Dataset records
## begin

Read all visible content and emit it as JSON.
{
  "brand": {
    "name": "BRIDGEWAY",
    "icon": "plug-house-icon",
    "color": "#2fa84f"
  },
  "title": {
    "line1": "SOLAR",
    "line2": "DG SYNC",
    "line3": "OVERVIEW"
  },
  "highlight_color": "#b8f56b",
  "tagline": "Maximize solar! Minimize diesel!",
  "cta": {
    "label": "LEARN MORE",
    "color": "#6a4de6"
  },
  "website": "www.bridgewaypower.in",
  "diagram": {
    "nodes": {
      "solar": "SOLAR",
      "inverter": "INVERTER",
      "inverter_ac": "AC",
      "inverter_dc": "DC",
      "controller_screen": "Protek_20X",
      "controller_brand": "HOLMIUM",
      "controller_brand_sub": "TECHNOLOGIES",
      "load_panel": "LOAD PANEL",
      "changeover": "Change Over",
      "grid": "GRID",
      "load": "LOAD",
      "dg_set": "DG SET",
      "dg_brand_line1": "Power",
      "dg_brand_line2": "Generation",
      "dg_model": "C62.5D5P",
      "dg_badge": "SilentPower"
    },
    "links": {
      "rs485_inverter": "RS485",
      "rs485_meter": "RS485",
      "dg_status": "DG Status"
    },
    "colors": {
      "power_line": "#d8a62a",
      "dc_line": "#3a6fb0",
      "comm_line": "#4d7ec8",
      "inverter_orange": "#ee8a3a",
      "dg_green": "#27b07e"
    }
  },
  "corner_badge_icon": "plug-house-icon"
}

## end

GOAL OF THE EXERCISE
Please restate the whole listing word for word.

SOLUTION FOR THIS PROBLEM
Read all visible content and emit it as JSON.
{
  "brand": {
    "name": "BRIDGEWAY",
    "icon": "plug-house-icon",
    "color": "#2fa84f"
  },
  "title": {
    "line1": "SOLAR",
    "line2": "DG SYNC",
    "line3": "OVERVIEW"
  },
  "highlight_color": "#b8f56b",
  "tagline": "Maximize solar! Minimize diesel!",
  "cta": {
    "label": "LEARN MORE",
    "color": "#6a4de6"
  },
  "website": "www.bridgewaypower.in",
  "diagram": {
    "nodes": {
      "solar": "SOLAR",
      "inverter": "INVERTER",
      "inverter_ac": "AC",
      "inverter_dc": "DC",
      "controller_screen": "Protek_20X",
      "controller_brand": "HOLMIUM",
      "controller_brand_sub": "TECHNOLOGIES",
      "load_panel": "LOAD PANEL",
      "changeover": "Change Over",
      "grid": "GRID",
      "load": "LOAD",
      "dg_set": "DG SET",
      "dg_brand_line1": "Power",
      "dg_brand_line2": "Generation",
      "dg_model": "C62.5D5P",
      "dg_badge": "SilentPower"
    },
    "links": {
      "rs485_inverter": "RS485",
      "rs485_meter": "RS485",
      "dg_status": "DG Status"
    },
    "colors": {
      "power_line": "#d8a62a",
      "dc_line": "#3a6fb0",
      "comm_line": "#4d7ec8",
      "inverter_orange": "#ee8a3a",
      "dg_green": "#27b07e"
    }
  },
  "corner_badge_icon": "plug-house-icon"
}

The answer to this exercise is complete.